**Set task a**
Rewrite the records from their first line through the line that contains "x-tick-label: 0 xyxy=(261,413,274,440)", putting "area-label" in place of "region-label" and changing nothing else.

**Text provided**
+-------+
Archive quarterly CEMS data in Annual files #237

jdangerx · 2023-12-18T17:20:06Z

Partial fix for #230. Base branch is stop-discarding-drafts because I wanted those fixes for testing.

This just takes every year's four quarters and puts them into one ZIP file to avoid the 100 file limit in Zenodo.

You can check out the output here.

Here's the resources section of datapackage.json - I decided to format the partitions like {"year": XXXX, "quarters": [1, 2, 3, 4]}.

{
    ...
    "resources": [
        {
            "profile": "data-resource",
            "name": "epacems-1995.zip",
            "path": "https://sandbox.zenodo.org/records/13474/files/epacems-1995.zip",
            "remote_url": "https://sandbox.zenodo.org/records/13474/files/epacems-1995.zip",
            "title": "epacems-1995.zip",
            "parts": {
                "year": 1995,
                "quarter": [
                    1,
                    2,
                    3,
                    4
                ]
            },
            "encoding": "utf-8",
            "mediatype": "application/zip",
            "format": ".zip",
            "bytes": 78118649,
            "hash": "8efa7789255fbfac75ed291d3a41f25b"
        },
        {
            "profile": "data-resource",
            "name": "epacems-1996.zip",
            "path": "https://sandbox.zenodo.org/records/13474/files/epacems-1996.zip",
            "remote_url": "https://sandbox.zenodo.org/records/13474/files/epacems-1996.zip",
            "title": "epacems-1996.zip",
            "parts": {
                "year": 1996,
                "quarter": [
                    1,
                    2,
                    3,
                    4
                ]
            },
            "encoding": "utf-8",
            "mediatype": "application/zip",
            "format": ".zip",
            "bytes": 75959903,
            "hash": "7cba31cfd16e73511831c6547b104381"
        }
    ],
    "created": "2023-12-18 17:02:54.530469",
    "version": "2.0.0"
}

jdangerx

I'm still getting some wacky type complaints from the get_resources() -> ArchiveAwaitable call, and ended up spending quite some time trying to get the correct amount of await-ing in the right places for the download to work.

I have some hopes and dreams of trying out a refactor that would make this easier, but not sure if that's really the right place to put my time right now.

jdangerx · 2023-12-18T17:21:38Z

src/pudl_archiver/archivers/classes.py

        """Check if this year is one we are interested in.

        Args:
            year: the year to check against our self.only_years
        """
+        if not year:


Just dealing with some complaints from the typechecker. I suppose I could move the "if not year" logic to the caller, too, but that would entail either pulling that calling code into a separate function or adding a weird conditional inside a list comprehension, which sucks.
+-------+
**Exercise data**
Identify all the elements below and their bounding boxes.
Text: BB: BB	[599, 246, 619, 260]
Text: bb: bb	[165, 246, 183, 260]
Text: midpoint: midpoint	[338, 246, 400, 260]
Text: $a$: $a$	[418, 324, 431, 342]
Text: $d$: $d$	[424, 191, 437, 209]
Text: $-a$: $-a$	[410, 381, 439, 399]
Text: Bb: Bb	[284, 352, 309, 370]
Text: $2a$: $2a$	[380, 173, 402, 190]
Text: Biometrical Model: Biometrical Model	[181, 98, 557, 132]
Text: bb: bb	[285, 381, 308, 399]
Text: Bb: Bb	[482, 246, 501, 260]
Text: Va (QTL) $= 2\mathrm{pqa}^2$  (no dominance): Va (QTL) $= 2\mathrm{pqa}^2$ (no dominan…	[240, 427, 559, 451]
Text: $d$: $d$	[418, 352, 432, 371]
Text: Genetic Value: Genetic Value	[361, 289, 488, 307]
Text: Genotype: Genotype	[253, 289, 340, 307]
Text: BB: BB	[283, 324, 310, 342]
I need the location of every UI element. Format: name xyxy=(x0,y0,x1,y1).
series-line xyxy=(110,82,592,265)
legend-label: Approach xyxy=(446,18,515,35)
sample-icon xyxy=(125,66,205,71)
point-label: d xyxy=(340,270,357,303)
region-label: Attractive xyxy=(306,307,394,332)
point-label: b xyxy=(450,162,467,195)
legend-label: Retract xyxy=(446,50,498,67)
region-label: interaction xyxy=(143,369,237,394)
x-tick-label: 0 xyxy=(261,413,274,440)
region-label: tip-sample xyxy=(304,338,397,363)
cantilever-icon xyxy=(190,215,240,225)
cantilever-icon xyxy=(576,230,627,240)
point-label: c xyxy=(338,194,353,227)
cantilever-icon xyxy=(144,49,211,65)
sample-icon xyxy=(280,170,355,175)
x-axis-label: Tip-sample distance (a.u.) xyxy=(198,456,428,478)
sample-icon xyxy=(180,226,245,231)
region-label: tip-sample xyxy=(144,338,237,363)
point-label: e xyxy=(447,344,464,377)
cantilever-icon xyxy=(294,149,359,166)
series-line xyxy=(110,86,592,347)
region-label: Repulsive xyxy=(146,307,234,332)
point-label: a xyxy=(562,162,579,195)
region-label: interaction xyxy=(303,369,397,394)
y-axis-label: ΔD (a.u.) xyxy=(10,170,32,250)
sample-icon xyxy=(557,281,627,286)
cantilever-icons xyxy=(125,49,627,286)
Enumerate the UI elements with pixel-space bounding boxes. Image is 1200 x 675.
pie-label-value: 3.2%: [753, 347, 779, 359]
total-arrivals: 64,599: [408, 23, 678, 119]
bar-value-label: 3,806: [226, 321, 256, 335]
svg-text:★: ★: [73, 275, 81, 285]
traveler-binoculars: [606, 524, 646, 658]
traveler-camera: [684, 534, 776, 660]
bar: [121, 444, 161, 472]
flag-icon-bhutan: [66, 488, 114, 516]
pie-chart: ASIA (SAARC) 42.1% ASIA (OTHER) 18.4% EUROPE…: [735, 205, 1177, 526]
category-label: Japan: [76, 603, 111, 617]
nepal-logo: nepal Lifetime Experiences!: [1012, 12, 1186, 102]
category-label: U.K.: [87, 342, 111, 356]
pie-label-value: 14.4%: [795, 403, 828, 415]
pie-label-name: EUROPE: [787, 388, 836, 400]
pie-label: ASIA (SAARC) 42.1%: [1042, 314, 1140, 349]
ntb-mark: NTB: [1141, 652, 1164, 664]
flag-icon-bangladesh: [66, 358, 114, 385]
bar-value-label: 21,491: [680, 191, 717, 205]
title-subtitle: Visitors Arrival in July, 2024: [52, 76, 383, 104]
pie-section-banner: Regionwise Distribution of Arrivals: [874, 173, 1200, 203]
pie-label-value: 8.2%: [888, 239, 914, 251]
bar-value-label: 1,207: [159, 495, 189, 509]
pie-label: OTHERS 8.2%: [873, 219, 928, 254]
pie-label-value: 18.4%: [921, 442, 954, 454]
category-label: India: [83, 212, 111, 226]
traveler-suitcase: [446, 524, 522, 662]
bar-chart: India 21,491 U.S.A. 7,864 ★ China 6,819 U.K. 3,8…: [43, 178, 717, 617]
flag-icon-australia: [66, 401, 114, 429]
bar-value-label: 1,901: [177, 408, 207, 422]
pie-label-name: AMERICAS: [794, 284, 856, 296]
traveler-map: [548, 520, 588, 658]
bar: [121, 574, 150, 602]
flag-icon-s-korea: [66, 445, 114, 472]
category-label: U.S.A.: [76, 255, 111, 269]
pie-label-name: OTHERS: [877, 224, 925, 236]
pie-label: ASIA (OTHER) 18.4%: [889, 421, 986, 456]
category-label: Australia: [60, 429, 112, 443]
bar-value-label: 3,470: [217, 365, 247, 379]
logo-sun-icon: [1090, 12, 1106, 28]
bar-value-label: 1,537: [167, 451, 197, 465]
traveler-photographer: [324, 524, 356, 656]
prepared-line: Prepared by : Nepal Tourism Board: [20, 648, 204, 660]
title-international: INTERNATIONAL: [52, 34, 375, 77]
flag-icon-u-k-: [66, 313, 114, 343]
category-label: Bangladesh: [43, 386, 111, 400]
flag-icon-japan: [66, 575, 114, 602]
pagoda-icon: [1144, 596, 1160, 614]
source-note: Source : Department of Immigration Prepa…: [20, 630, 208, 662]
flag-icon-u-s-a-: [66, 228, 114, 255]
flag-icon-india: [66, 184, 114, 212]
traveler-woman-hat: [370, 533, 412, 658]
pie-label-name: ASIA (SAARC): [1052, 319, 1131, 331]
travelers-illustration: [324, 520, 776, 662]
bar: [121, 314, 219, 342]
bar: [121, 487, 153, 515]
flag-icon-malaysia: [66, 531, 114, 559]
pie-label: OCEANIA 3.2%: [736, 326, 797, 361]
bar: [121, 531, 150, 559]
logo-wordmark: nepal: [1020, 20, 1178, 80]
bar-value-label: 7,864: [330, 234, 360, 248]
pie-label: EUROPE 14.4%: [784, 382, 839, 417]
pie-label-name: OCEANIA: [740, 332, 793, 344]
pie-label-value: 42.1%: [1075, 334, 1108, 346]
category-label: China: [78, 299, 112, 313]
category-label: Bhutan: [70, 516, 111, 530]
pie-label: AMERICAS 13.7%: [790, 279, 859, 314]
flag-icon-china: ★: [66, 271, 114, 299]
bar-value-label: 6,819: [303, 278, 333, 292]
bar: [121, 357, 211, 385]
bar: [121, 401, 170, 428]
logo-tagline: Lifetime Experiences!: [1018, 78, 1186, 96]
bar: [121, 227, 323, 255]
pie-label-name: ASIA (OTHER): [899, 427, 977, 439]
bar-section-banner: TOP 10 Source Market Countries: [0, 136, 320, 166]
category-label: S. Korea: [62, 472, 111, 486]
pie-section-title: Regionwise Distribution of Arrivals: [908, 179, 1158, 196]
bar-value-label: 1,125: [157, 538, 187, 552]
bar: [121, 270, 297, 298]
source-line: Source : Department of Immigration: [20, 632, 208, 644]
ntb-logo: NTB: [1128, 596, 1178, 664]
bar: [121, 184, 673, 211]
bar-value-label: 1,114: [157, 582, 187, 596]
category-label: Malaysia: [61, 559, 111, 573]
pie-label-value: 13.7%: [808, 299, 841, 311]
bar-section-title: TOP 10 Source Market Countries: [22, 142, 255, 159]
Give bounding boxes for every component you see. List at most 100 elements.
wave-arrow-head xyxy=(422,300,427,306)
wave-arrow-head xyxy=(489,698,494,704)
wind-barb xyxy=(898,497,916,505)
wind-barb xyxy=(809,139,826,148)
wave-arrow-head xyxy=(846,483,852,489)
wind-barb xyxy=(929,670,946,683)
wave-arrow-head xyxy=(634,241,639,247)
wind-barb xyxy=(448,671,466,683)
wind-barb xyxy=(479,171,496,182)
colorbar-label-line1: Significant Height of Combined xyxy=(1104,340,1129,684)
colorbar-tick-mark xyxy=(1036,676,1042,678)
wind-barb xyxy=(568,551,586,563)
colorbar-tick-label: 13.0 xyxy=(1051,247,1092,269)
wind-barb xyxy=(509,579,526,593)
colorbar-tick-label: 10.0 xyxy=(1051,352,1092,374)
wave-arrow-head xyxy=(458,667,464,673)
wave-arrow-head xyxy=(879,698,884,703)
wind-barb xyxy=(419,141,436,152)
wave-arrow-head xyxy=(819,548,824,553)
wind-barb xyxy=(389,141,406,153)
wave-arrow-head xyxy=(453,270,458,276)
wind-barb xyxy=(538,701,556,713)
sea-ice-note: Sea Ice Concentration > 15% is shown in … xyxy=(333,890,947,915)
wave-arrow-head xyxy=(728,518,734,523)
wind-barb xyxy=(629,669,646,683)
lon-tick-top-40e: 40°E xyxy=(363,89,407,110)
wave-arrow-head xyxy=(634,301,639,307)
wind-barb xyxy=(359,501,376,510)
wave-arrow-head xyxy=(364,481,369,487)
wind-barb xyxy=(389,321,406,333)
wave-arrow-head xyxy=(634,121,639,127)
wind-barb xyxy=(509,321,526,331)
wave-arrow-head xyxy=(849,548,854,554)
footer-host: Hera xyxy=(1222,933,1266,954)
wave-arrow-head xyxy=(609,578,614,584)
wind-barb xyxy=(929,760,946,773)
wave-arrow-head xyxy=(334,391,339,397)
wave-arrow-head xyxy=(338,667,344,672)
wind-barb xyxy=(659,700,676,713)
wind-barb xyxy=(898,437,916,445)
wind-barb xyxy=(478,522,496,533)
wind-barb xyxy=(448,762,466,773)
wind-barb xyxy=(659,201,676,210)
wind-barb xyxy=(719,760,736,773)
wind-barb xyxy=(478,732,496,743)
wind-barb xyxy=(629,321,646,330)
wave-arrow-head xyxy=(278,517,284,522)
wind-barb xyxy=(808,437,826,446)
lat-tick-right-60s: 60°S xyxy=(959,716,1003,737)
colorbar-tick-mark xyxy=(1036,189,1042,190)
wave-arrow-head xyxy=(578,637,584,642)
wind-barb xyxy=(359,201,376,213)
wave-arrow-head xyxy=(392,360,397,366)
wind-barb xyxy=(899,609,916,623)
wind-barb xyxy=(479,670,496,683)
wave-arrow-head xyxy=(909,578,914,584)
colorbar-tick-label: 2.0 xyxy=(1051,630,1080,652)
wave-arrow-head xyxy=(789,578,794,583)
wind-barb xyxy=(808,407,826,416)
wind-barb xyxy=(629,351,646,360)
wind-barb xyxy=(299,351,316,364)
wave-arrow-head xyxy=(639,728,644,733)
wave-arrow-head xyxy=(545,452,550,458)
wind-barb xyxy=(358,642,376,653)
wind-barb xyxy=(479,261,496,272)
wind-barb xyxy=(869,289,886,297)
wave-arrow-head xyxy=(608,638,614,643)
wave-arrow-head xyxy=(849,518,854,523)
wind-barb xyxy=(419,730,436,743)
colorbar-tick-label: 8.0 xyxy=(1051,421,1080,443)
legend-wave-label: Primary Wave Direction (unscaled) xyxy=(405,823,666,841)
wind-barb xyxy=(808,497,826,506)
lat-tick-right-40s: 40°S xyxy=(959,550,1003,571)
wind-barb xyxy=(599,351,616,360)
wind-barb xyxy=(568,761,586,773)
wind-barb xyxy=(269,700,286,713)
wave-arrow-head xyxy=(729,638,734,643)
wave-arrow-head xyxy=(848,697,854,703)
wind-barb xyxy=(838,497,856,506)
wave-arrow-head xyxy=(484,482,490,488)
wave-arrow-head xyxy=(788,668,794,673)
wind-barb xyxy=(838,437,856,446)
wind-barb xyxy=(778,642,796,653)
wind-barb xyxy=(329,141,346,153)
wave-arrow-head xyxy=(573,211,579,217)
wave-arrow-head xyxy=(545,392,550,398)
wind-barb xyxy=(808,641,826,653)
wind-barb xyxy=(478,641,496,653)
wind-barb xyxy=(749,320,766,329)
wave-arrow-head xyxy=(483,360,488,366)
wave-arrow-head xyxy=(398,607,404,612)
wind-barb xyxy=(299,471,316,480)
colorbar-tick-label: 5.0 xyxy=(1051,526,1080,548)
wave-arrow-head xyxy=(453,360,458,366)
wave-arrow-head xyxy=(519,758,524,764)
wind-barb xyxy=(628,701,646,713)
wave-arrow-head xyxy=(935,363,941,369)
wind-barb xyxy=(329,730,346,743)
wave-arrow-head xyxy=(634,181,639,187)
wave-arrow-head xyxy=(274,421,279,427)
+-------+
**Set task b**
In the text about archiving quarterly CEMS data, what Zenodo limit does putting each year's four quarters into one ZIP file avoid?

**Answer a**
Identify all the elements below and their bounding boxes.
Text: BB: BB	[599, 246, 619, 260]
Text: bb: bb	[165, 246, 183, 260]
Text: midpoint: midpoint	[338, 246, 400, 260]
Text: $a$: $a$	[418, 324, 431, 342]
Text: $d$: $d$	[424, 191, 437, 209]
Text: $-a$: $-a$	[410, 381, 439, 399]
Text: Bb: Bb	[284, 352, 309, 370]
Text: $2a$: $2a$	[380, 173, 402, 190]
Text: Biometrical Model: Biometrical Model	[181, 98, 557, 132]
Text: bb: bb	[285, 381, 308, 399]
Text: Bb: Bb	[482, 246, 501, 260]
Text: Va (QTL) $= 2\mathrm{pqa}^2$  (no dominance): Va (QTL) $= 2\mathrm{pqa}^2$ (no dominan…	[240, 427, 559, 451]
Text: $d$: $d$	[418, 352, 432, 371]
Text: Genetic Value: Genetic Value	[361, 289, 488, 307]
Text: Genotype: Genotype	[253, 289, 340, 307]
Text: BB: BB	[283, 324, 310, 342]
I need the location of every UI element. Format: name xyxy=(x0,y0,x1,y1).
series-line xyxy=(110,82,592,265)
legend-label: Approach xyxy=(446,18,515,35)
sample-icon xyxy=(125,66,205,71)
point-label: d xyxy=(340,270,357,303)
area-label: Attractive xyxy=(306,307,394,332)
point-label: b xyxy=(450,162,467,195)
legend-label: Retract xyxy=(446,50,498,67)
area-label: interaction xyxy=(143,369,237,394)
x-tick-label: 0 xyxy=(261,413,274,440)

**Answer b**
The 100 file limit.